** DATASET RECORDS **
+===+
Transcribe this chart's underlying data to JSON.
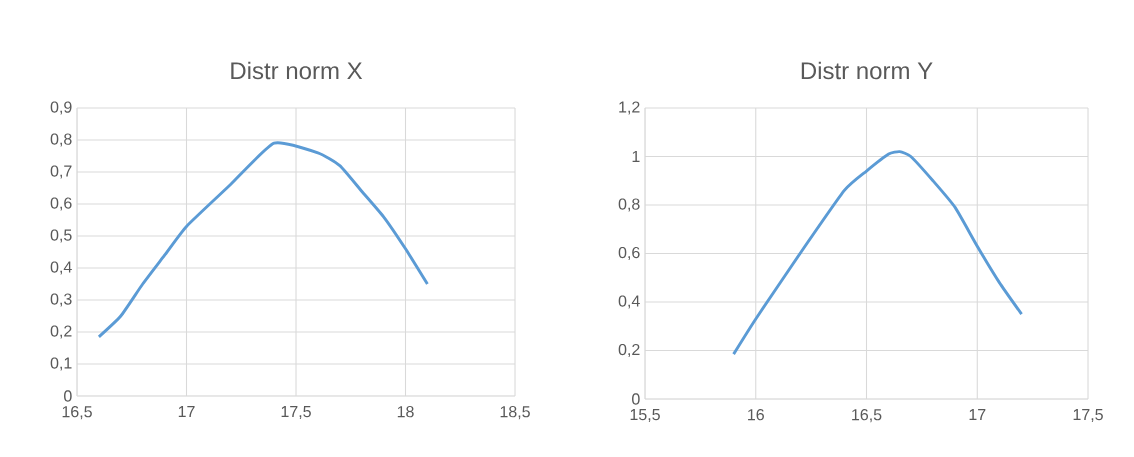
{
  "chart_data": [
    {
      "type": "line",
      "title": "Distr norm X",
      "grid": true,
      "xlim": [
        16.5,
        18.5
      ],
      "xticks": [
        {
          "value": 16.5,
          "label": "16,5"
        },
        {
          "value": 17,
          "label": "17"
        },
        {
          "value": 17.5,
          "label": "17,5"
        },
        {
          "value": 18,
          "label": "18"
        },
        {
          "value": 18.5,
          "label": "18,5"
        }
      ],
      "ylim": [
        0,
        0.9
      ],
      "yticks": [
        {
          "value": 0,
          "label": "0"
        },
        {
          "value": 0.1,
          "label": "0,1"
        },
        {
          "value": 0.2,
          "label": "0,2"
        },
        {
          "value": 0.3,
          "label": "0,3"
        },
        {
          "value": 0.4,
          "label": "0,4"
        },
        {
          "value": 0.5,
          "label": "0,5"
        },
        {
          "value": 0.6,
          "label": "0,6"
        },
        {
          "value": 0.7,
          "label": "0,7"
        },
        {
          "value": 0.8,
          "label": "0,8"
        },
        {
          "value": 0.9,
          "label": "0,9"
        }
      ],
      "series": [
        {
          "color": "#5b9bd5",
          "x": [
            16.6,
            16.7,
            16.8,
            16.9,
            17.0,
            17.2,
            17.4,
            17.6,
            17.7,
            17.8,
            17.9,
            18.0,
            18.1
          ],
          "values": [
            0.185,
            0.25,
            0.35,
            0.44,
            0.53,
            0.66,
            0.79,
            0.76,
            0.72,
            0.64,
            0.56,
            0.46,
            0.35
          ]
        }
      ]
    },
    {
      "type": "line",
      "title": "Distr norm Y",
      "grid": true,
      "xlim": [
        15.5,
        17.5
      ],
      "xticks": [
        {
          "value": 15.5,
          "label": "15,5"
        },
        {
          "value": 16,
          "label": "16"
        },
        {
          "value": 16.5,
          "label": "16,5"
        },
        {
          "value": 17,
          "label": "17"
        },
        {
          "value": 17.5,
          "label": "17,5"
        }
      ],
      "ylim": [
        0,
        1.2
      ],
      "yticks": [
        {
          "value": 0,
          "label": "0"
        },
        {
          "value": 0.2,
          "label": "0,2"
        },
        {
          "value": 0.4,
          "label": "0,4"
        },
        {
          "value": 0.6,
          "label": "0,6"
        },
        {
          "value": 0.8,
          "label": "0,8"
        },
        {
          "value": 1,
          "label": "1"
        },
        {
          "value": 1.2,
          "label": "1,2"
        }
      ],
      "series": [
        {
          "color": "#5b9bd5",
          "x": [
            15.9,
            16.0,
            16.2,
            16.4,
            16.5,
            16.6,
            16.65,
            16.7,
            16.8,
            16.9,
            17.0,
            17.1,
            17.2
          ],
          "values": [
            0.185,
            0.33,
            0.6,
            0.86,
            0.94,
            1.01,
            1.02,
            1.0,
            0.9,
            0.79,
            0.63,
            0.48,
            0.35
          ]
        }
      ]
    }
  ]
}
+===+
Reproduce the material word for word, minus the images.

Transcribe this chart's underlying data to JSON.
{
  "chart_data": [
    {
      "type": "line",
      "title": "Distr norm X",
      "grid": true,
      "xlim": [
        16.5,
        18.5
      ],
      "xticks": [
        {
          "value": 16.5,
          "label": "16,5"
        },
        {
          "value": 17,
          "label": "17"
        },
        {
          "value": 17.5,
          "label": "17,5"
        },
        {
          "value": 18,
          "label": "18"
        },
        {
          "value": 18.5,
          "label": "18,5"
        }
      ],
      "ylim": [
        0,
        0.9
      ],
      "yticks": [
        {
          "value": 0,
          "label": "0"
        },
        {
          "value": 0.1,
          "label": "0,1"
        },
        {
          "value": 0.2,
          "label": "0,2"
        },
        {
          "value": 0.3,
          "label": "0,3"
        },
        {
          "value": 0.4,
          "label": "0,4"
        },
        {
          "value": 0.5,
          "label": "0,5"
        },
        {
          "value": 0.6,
          "label": "0,6"
        },
        {
          "value": 0.7,
          "label": "0,7"
        },
        {
          "value": 0.8,
          "label": "0,8"
        },
        {
          "value": 0.9,
          "label": "0,9"
        }
      ],
      "series": [
        {
          "color": "#5b9bd5",
          "x": [
            16.6,
            16.7,
            16.8,
            16.9,
            17.0,
            17.2,
            17.4,
            17.6,
            17.7,
            17.8,
            17.9,
            18.0,
            18.1
          ],
          "values": [
            0.185,
            0.25,
            0.35,
            0.44,
            0.53,
            0.66,
            0.79,
            0.76,
            0.72,
            0.64,
            0.56,
            0.46,
            0.35
          ]
        }
      ]
    },
    {
      "type": "line",
      "title": "Distr norm Y",
      "grid": true,
      "xlim": [
        15.5,
        17.5
      ],
      "xticks": [
        {
          "value": 15.5,
          "label": "15,5"
        },
        {
          "value": 16,
          "label": "16"
        },
        {
          "value": 16.5,
          "label": "16,5"
        },
        {
          "value": 17,
          "label": "17"
        },
        {
          "value": 17.5,
          "label": "17,5"
        }
      ],
      "ylim": [
        0,
        1.2
      ],
      "yticks": [
        {
          "value": 0,
          "label": "0"
        },
        {
          "value": 0.2,
          "label": "0,2"
        },
        {
          "value": 0.4,
          "label": "0,4"
        },
        {
          "value": 0.6,
          "label": "0,6"
        },
        {
          "value": 0.8,
          "label": "0,8"
        },
        {
          "value": 1,
          "label": "1"
        },
        {
          "value": 1.2,
          "label": "1,2"
        }
      ],
      "series": [
        {
          "color": "#5b9bd5",
          "x": [
            15.9,
            16.0,
            16.2,
            16.4,
            16.5,
            16.6,
            16.65,
            16.7,
            16.8,
            16.9,
            17.0,
            17.1,
            17.2
          ],
          "values": [
            0.185,
            0.33,
            0.6,
            0.86,
            0.94,
            1.01,
            1.02,
            1.0,
            0.9,
            0.79,
            0.63,
            0.48,
            0.35
          ]
        }
      ]
    }
  ]
}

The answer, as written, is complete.